Please quote every line word for word.
——————
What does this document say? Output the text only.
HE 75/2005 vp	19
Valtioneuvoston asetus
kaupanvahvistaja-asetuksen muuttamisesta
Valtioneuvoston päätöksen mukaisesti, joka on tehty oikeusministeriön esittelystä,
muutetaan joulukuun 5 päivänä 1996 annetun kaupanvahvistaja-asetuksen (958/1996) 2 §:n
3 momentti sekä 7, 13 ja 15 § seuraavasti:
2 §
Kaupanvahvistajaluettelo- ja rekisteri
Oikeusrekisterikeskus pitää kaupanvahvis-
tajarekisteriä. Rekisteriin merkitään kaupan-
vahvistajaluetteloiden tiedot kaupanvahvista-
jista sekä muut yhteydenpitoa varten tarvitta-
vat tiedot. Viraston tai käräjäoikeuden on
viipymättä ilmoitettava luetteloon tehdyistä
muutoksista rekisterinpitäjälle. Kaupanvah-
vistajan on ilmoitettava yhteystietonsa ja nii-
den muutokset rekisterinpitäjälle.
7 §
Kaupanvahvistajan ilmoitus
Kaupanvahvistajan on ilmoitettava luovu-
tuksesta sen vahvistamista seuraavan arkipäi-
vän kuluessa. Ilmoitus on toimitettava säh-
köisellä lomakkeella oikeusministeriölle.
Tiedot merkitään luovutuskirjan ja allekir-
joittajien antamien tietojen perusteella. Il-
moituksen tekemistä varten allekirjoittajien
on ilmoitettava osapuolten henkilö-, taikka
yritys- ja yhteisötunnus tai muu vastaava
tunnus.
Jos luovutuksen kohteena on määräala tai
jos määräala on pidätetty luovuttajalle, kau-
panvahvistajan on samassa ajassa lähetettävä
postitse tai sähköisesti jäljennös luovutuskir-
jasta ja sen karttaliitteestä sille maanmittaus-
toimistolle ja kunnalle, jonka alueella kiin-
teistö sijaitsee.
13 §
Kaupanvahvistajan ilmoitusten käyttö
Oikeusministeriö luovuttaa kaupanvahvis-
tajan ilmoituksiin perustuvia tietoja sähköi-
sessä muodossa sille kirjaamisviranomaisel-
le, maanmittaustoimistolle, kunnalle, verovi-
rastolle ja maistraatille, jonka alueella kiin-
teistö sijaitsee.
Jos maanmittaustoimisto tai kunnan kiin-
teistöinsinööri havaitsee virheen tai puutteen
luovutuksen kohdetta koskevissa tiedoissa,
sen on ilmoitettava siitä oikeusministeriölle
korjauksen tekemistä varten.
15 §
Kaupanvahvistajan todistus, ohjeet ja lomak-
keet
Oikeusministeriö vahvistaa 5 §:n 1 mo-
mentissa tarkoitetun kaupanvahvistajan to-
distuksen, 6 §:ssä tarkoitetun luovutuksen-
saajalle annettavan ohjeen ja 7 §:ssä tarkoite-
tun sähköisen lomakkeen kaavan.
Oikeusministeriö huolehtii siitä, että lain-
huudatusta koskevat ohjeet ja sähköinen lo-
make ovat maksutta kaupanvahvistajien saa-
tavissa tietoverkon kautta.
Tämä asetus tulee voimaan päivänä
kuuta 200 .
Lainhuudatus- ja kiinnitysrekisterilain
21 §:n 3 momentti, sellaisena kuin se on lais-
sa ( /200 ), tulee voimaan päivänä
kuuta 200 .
——————
Written solution:
What does this document say? Output the text only.
HE 75/2005 vp	19
Valtioneuvoston asetus
kaupanvahvistaja-asetuksen muuttamisesta
Valtioneuvoston päätöksen mukaisesti, joka on tehty oikeusministeriön esittelystä,
muutetaan joulukuun 5 päivänä 1996 annetun kaupanvahvistaja-asetuksen (958/1996) 2 §:n
3 momentti sekä 7, 13 ja 15 § seuraavasti:
2 §
Kaupanvahvistajaluettelo- ja rekisteri
Oikeusrekisterikeskus pitää kaupanvahvis-
tajarekisteriä. Rekisteriin merkitään kaupan-
vahvistajaluetteloiden tiedot kaupanvahvista-
jista sekä muut yhteydenpitoa varten tarvitta-
vat tiedot. Viraston tai käräjäoikeuden on
viipymättä ilmoitettava luetteloon tehdyistä
muutoksista rekisterinpitäjälle. Kaupanvah-
vistajan on ilmoitettava yhteystietonsa ja nii-
den muutokset rekisterinpitäjälle.
7 §
Kaupanvahvistajan ilmoitus
Kaupanvahvistajan on ilmoitettava luovu-
tuksesta sen vahvistamista seuraavan arkipäi-
vän kuluessa. Ilmoitus on toimitettava säh-
köisellä lomakkeella oikeusministeriölle.
Tiedot merkitään luovutuskirjan ja allekir-
joittajien antamien tietojen perusteella. Il-
moituksen tekemistä varten allekirjoittajien
on ilmoitettava osapuolten henkilö-, taikka
yritys- ja yhteisötunnus tai muu vastaava
tunnus.
Jos luovutuksen kohteena on määräala tai
jos määräala on pidätetty luovuttajalle, kau-
panvahvistajan on samassa ajassa lähetettävä
postitse tai sähköisesti jäljennös luovutuskir-
jasta ja sen karttaliitteestä sille maanmittaus-
toimistolle ja kunnalle, jonka alueella kiin-
teistö sijaitsee.
13 §
Kaupanvahvistajan ilmoitusten käyttö
Oikeusministeriö luovuttaa kaupanvahvis-
tajan ilmoituksiin perustuvia tietoja sähköi-
sessä muodossa sille kirjaamisviranomaisel-
le, maanmittaustoimistolle, kunnalle, verovi-
rastolle ja maistraatille, jonka alueella kiin-
teistö sijaitsee.
Jos maanmittaustoimisto tai kunnan kiin-
teistöinsinööri havaitsee virheen tai puutteen
luovutuksen kohdetta koskevissa tiedoissa,
sen on ilmoitettava siitä oikeusministeriölle
korjauksen tekemistä varten.
15 §
Kaupanvahvistajan todistus, ohjeet ja lomak-
keet
Oikeusministeriö vahvistaa 5 §:n 1 mo-
mentissa tarkoitetun kaupanvahvistajan to-
distuksen, 6 §:ssä tarkoitetun luovutuksen-
saajalle annettavan ohjeen ja 7 §:ssä tarkoite-
tun sähköisen lomakkeen kaavan.
Oikeusministeriö huolehtii siitä, että lain-
huudatusta koskevat ohjeet ja sähköinen lo-
make ovat maksutta kaupanvahvistajien saa-
tavissa tietoverkon kautta.
Tämä asetus tulee voimaan päivänä
kuuta 200 .
Lainhuudatus- ja kiinnitysrekisterilain
21 §:n 3 momentti, sellaisena kuin se on lais-
sa ( /200 ), tulee voimaan päivänä
kuuta 200 .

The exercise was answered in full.